── MATERIAL ──

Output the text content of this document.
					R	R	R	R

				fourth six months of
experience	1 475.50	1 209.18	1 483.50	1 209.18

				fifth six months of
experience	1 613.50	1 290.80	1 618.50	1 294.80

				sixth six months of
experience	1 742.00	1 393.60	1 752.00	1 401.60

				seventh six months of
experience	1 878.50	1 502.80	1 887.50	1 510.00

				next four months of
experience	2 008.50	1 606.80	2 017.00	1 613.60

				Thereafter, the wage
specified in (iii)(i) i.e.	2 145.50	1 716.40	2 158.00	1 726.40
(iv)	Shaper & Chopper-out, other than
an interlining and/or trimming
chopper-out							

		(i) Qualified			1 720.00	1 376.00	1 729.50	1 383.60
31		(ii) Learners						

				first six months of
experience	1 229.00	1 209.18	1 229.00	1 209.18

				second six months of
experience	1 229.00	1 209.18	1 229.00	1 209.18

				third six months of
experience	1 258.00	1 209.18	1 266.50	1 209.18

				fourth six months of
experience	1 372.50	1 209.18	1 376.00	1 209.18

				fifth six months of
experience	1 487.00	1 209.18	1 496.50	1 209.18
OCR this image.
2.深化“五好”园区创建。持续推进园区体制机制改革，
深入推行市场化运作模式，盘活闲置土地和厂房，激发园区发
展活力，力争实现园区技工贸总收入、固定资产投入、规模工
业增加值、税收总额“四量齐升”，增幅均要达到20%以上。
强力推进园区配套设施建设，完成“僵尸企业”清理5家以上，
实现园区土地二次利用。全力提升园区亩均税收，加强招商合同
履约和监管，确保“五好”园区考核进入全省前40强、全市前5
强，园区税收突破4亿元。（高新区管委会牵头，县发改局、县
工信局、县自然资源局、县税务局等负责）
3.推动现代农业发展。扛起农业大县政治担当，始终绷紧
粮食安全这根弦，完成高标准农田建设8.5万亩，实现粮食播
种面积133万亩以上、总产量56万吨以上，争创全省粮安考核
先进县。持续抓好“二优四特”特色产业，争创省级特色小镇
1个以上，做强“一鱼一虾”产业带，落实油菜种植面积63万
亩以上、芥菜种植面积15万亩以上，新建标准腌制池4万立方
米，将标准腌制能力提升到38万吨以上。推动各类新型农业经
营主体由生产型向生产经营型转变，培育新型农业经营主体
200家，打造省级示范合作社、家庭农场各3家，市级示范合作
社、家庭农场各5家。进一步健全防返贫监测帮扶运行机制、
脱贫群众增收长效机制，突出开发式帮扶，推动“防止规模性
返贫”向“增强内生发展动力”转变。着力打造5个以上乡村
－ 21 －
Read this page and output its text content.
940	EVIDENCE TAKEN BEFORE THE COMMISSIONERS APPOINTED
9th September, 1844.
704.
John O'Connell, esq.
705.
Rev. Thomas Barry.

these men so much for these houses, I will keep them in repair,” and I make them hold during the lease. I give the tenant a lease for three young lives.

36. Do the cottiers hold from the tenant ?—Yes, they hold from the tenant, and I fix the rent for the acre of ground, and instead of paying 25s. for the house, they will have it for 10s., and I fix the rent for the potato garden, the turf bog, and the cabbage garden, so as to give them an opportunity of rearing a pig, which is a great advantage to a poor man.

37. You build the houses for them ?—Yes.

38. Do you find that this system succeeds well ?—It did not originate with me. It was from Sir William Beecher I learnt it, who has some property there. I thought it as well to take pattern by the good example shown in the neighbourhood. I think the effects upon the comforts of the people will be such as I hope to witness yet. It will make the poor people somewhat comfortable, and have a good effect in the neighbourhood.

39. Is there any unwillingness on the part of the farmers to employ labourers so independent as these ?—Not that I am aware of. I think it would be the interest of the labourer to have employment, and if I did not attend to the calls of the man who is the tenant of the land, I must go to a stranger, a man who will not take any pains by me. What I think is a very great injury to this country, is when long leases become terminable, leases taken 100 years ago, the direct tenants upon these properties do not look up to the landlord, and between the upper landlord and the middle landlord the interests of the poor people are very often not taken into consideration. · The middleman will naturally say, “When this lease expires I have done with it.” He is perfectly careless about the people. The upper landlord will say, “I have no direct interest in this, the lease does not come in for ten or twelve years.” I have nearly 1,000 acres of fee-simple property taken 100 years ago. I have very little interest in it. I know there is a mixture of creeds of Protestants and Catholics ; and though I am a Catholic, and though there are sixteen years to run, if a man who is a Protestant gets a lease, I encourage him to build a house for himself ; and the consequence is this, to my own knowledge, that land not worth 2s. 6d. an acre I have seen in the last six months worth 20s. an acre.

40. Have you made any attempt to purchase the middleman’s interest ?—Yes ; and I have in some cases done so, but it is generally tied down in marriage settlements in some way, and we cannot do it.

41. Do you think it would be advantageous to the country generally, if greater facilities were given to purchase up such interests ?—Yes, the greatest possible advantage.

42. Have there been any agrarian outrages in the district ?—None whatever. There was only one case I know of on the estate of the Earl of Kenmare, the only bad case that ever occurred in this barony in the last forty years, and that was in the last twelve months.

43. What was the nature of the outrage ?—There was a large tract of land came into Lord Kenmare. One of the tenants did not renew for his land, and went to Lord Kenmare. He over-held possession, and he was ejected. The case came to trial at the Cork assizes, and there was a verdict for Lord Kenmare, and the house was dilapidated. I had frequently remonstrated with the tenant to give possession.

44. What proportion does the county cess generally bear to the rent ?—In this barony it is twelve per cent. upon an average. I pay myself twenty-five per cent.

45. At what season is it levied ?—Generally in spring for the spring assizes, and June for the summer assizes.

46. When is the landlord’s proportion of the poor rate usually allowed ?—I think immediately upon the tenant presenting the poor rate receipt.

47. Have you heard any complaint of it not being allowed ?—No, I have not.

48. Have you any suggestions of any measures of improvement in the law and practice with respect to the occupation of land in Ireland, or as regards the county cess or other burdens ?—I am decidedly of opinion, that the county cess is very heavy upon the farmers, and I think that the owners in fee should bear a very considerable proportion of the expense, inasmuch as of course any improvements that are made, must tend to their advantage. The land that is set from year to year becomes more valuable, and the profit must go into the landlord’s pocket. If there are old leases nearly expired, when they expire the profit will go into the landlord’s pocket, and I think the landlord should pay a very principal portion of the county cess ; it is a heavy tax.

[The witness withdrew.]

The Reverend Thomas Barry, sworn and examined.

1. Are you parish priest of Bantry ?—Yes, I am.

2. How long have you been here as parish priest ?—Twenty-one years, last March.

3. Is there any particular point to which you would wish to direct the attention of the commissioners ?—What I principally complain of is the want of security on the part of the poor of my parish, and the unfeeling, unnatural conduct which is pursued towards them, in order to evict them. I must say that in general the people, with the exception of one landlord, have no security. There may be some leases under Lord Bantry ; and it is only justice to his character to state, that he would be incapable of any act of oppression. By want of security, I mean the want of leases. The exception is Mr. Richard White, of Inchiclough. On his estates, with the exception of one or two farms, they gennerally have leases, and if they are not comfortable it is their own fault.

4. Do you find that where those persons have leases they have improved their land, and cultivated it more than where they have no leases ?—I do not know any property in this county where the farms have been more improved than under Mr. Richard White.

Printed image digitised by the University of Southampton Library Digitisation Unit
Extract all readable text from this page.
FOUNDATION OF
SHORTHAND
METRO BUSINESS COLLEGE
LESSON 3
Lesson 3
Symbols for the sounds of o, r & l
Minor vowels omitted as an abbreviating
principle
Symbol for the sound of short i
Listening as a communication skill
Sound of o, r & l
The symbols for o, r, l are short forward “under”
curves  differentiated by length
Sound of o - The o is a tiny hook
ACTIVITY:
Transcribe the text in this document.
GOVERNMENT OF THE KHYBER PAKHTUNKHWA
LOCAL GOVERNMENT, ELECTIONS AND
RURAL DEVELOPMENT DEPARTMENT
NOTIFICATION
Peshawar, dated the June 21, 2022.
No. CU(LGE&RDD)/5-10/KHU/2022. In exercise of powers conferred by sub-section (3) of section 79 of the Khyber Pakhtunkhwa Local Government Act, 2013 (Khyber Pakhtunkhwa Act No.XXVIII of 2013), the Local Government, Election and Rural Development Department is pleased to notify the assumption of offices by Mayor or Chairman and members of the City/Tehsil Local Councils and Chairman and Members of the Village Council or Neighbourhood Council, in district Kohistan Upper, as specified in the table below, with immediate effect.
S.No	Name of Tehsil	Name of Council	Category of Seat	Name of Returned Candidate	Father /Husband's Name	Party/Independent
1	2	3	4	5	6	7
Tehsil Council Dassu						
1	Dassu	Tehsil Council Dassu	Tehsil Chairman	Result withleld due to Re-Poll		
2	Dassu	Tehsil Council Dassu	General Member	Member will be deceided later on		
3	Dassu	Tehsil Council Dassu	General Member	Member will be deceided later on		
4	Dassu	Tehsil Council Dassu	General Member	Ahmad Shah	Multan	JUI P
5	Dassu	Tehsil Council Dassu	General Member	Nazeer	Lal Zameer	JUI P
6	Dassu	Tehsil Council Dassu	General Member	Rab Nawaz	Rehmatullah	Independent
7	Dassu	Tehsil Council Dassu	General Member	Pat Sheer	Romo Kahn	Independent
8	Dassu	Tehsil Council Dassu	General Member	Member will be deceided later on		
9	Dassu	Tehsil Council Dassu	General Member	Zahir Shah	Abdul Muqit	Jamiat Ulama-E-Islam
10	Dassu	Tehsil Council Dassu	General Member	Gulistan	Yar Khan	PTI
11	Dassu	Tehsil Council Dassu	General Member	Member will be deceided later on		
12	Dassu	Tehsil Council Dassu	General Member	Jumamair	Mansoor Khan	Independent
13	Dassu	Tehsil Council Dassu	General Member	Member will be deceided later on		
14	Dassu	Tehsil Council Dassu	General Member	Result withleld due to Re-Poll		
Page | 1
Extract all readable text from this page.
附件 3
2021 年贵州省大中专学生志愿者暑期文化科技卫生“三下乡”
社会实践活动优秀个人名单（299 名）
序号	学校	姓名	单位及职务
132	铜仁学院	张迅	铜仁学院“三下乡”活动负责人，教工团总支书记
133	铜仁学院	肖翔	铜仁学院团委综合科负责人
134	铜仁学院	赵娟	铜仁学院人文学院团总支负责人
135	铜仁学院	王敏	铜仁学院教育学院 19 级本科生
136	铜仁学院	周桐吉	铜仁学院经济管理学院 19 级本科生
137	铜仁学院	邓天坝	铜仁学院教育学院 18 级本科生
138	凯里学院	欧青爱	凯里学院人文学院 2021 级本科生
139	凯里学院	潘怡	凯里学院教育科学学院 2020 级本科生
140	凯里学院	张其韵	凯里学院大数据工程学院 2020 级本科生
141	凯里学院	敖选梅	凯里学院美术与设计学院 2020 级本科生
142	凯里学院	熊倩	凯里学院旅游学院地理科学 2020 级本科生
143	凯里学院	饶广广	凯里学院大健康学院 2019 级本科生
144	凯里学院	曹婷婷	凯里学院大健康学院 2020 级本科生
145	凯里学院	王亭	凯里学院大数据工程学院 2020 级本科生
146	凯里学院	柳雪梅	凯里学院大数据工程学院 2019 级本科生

───

**DESCRIPTION OF THE TASK**
In the listing above, how many lines hold the word "Result"? Give the number and nothing more.

**ANSWER TO THIS EXERCISE**
2